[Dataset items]
..........
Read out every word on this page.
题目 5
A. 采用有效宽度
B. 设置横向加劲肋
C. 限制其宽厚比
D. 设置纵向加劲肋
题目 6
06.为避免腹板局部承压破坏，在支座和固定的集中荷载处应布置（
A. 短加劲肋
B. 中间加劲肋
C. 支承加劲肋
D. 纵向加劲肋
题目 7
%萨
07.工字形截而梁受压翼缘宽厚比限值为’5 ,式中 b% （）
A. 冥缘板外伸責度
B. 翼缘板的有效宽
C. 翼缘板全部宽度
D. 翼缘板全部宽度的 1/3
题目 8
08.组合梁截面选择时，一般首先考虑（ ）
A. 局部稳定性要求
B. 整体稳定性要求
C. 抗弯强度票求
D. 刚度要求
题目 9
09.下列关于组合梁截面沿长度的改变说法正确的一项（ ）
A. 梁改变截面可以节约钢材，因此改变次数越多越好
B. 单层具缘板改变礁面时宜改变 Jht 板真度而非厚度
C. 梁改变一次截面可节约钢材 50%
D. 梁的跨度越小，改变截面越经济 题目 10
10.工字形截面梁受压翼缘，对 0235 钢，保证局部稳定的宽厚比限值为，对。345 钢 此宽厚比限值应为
..........
Exercise description
Copy down the whole of the data above, matching it exactly.

Exercise solution
Read out every word on this page.
题目 5
A. 采用有效宽度
B. 设置横向加劲肋
C. 限制其宽厚比
D. 设置纵向加劲肋
题目 6
06.为避免腹板局部承压破坏，在支座和固定的集中荷载处应布置（
A. 短加劲肋
B. 中间加劲肋
C. 支承加劲肋
D. 纵向加劲肋
题目 7
%萨
07.工字形截而梁受压翼缘宽厚比限值为’5 ,式中 b% （）
A. 冥缘板外伸責度
B. 翼缘板的有效宽
C. 翼缘板全部宽度
D. 翼缘板全部宽度的 1/3
题目 8
08.组合梁截面选择时，一般首先考虑（ ）
A. 局部稳定性要求
B. 整体稳定性要求
C. 抗弯强度票求
D. 刚度要求
题目 9
09.下列关于组合梁截面沿长度的改变说法正确的一项（ ）
A. 梁改变截面可以节约钢材，因此改变次数越多越好
B. 单层具缘板改变礁面时宜改变 Jht 板真度而非厚度
C. 梁改变一次截面可节约钢材 50%
D. 梁的跨度越小，改变截面越经济 题目 10
10.工字形截面梁受压翼缘，对 0235 钢，保证局部稳定的宽厚比限值为，对。345 钢 此宽厚比限值应为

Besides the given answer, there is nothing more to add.